▶ _Saved entries_:
--------------------------------------------------
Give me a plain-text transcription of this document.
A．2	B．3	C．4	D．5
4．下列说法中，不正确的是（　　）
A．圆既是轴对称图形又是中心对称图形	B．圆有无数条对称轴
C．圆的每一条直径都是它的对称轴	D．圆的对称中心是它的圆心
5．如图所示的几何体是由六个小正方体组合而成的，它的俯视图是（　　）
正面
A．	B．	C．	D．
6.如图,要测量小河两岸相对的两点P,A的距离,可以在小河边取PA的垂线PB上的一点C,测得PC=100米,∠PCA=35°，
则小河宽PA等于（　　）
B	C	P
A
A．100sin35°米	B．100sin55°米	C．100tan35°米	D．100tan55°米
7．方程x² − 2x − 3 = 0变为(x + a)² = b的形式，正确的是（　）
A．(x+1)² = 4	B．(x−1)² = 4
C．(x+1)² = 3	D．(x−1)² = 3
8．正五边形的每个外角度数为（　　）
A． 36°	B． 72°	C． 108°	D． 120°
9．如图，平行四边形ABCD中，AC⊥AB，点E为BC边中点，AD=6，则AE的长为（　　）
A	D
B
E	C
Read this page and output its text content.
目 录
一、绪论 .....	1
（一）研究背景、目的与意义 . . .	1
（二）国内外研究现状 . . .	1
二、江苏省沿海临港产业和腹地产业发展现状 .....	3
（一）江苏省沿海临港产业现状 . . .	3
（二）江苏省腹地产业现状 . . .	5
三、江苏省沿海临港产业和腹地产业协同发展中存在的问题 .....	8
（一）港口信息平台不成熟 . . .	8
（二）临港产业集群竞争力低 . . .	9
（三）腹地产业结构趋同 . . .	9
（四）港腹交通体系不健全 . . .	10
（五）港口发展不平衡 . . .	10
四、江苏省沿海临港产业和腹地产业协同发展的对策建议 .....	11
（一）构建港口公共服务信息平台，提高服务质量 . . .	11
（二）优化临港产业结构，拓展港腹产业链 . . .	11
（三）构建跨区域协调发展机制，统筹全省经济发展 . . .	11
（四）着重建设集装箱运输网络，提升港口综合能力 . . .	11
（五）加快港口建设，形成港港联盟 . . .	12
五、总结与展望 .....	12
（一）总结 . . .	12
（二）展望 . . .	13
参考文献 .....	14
--------------------------------------------------
▶ _Aim of the task_:
Restate every line of the data word for word.

▶ _Written solution_:
Give me a plain-text transcription of this document.
A．2	B．3	C．4	D．5
4．下列说法中，不正确的是（　　）
A．圆既是轴对称图形又是中心对称图形	B．圆有无数条对称轴
C．圆的每一条直径都是它的对称轴	D．圆的对称中心是它的圆心
5．如图所示的几何体是由六个小正方体组合而成的，它的俯视图是（　　）
正面
A．	B．	C．	D．
6.如图,要测量小河两岸相对的两点P,A的距离,可以在小河边取PA的垂线PB上的一点C,测得PC=100米,∠PCA=35°，
则小河宽PA等于（　　）
B	C	P
A
A．100sin35°米	B．100sin55°米	C．100tan35°米	D．100tan55°米
7．方程x² − 2x − 3 = 0变为(x + a)² = b的形式，正确的是（　）
A．(x+1)² = 4	B．(x−1)² = 4
C．(x+1)² = 3	D．(x−1)² = 3
8．正五边形的每个外角度数为（　　）
A． 36°	B． 72°	C． 108°	D． 120°
9．如图，平行四边形ABCD中，AC⊥AB，点E为BC边中点，AD=6，则AE的长为（　　）
A	D
B
E	C
Read this page and output its text content.
目 录
一、绪论 .....	1
（一）研究背景、目的与意义 . . .	1
（二）国内外研究现状 . . .	1
二、江苏省沿海临港产业和腹地产业发展现状 .....	3
（一）江苏省沿海临港产业现状 . . .	3
（二）江苏省腹地产业现状 . . .	5
三、江苏省沿海临港产业和腹地产业协同发展中存在的问题 .....	8
（一）港口信息平台不成熟 . . .	8
（二）临港产业集群竞争力低 . . .	9
（三）腹地产业结构趋同 . . .	9
（四）港腹交通体系不健全 . . .	10
（五）港口发展不平衡 . . .	10
四、江苏省沿海临港产业和腹地产业协同发展的对策建议 .....	11
（一）构建港口公共服务信息平台，提高服务质量 . . .	11
（二）优化临港产业结构，拓展港腹产业链 . . .	11
（三）构建跨区域协调发展机制，统筹全省经济发展 . . .	11
（四）着重建设集装箱运输网络，提升港口综合能力 . . .	11
（五）加快港口建设，形成港港联盟 . . .	12
五、总结与展望 .....	12
（一）总结 . . .	12
（二）展望 . . .	13
参考文献 .....	14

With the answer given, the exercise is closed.